Your instructions:
Find the lines with the string "title" and return them.
· · · ·
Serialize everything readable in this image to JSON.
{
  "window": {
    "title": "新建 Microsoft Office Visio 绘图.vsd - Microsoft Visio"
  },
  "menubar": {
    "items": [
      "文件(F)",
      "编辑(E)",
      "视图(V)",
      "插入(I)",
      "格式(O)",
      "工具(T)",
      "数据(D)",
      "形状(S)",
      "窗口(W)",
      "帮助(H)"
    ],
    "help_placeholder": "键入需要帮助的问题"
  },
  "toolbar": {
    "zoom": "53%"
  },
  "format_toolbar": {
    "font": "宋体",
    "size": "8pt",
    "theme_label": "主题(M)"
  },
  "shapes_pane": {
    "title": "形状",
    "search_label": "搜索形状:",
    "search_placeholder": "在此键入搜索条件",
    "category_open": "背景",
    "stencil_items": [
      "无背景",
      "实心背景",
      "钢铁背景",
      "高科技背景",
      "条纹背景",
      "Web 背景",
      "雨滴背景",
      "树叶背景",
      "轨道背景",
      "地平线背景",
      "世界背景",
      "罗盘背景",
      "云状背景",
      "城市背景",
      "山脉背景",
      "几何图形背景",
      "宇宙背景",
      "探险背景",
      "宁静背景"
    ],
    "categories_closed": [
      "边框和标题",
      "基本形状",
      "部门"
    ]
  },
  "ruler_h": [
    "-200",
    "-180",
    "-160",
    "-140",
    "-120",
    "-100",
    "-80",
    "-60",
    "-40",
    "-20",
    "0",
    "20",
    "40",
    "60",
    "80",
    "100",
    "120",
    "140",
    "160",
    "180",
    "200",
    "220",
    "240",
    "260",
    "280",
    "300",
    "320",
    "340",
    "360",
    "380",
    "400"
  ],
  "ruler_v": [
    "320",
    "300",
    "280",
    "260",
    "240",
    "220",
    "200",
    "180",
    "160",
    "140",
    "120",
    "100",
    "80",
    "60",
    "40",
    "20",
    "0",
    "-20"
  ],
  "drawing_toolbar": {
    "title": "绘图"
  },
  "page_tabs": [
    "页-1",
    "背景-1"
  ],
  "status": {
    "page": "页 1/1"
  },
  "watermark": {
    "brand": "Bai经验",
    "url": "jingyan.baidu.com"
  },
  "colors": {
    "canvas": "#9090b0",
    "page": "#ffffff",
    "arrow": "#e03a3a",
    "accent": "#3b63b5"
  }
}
· · · ·
Response to the task:
    "title": "新建 Microsoft Office Visio 绘图.vsd - Microsoft Visio"
    "title": "形状",
    "title": "绘图"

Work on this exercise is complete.